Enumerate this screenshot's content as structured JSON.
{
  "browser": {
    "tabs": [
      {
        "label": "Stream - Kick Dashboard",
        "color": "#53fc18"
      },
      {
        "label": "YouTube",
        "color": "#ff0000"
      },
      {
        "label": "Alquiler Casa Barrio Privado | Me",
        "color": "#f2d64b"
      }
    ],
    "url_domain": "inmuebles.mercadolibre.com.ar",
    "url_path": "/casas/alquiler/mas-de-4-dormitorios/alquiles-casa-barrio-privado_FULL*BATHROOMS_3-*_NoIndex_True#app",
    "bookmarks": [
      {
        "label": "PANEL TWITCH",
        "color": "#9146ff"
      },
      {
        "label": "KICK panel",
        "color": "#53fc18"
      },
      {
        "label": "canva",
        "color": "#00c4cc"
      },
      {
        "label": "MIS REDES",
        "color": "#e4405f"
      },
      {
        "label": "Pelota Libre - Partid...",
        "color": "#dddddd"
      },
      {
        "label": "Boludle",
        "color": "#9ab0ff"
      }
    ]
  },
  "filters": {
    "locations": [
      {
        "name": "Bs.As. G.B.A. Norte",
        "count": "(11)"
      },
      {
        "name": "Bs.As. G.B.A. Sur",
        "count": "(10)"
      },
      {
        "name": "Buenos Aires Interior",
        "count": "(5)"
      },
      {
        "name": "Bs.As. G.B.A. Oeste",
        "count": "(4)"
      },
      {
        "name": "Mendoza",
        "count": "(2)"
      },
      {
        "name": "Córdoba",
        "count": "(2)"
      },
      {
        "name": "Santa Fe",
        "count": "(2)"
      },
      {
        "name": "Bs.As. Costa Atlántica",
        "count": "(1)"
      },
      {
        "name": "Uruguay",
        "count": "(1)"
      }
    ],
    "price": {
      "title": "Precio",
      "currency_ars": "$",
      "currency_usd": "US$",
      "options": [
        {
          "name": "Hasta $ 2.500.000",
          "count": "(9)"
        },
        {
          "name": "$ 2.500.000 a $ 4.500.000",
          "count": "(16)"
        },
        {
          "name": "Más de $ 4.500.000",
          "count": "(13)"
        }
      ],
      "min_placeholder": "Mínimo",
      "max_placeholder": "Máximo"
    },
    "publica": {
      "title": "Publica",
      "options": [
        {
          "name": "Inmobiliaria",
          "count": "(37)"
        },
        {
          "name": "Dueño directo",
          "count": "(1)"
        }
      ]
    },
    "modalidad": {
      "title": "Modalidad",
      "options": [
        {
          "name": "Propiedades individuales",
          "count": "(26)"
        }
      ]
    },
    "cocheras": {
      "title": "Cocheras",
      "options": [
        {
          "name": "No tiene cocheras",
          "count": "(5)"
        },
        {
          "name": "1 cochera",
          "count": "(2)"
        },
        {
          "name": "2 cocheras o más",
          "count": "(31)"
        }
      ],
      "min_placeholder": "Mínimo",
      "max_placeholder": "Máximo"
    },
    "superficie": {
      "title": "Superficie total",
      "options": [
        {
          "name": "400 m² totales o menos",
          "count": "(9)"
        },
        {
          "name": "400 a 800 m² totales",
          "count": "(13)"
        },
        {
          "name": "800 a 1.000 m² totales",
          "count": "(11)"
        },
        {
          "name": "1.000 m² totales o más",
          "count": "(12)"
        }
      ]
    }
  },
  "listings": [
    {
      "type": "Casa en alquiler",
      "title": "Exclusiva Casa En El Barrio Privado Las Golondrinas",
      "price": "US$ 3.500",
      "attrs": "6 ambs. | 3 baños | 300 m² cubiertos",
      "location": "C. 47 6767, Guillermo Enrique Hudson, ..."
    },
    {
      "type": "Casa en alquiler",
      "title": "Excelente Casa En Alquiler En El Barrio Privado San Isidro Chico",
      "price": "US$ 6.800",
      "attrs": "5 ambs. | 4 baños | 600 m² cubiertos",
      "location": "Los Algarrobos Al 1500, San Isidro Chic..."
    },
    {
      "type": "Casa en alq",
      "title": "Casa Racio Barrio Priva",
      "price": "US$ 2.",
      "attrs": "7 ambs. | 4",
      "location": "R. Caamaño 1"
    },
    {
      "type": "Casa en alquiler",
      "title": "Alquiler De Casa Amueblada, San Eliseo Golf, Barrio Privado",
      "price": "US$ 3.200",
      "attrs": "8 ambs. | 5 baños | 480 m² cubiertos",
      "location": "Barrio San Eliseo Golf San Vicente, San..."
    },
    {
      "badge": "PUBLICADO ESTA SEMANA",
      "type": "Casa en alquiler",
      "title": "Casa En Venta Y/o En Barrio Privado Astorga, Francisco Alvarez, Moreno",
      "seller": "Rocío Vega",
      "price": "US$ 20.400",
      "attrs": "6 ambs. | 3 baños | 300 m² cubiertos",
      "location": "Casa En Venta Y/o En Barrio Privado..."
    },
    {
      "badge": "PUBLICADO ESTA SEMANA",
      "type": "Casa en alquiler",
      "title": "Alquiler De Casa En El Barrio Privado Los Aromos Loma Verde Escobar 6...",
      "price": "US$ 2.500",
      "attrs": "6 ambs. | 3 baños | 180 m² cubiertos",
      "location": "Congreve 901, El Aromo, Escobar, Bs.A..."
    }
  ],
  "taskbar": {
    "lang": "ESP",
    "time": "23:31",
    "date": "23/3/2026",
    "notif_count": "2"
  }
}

### Problem requirements:
Within the data above, count the lines that contain the string "price"; the reply is the number alone.

### The solution:
7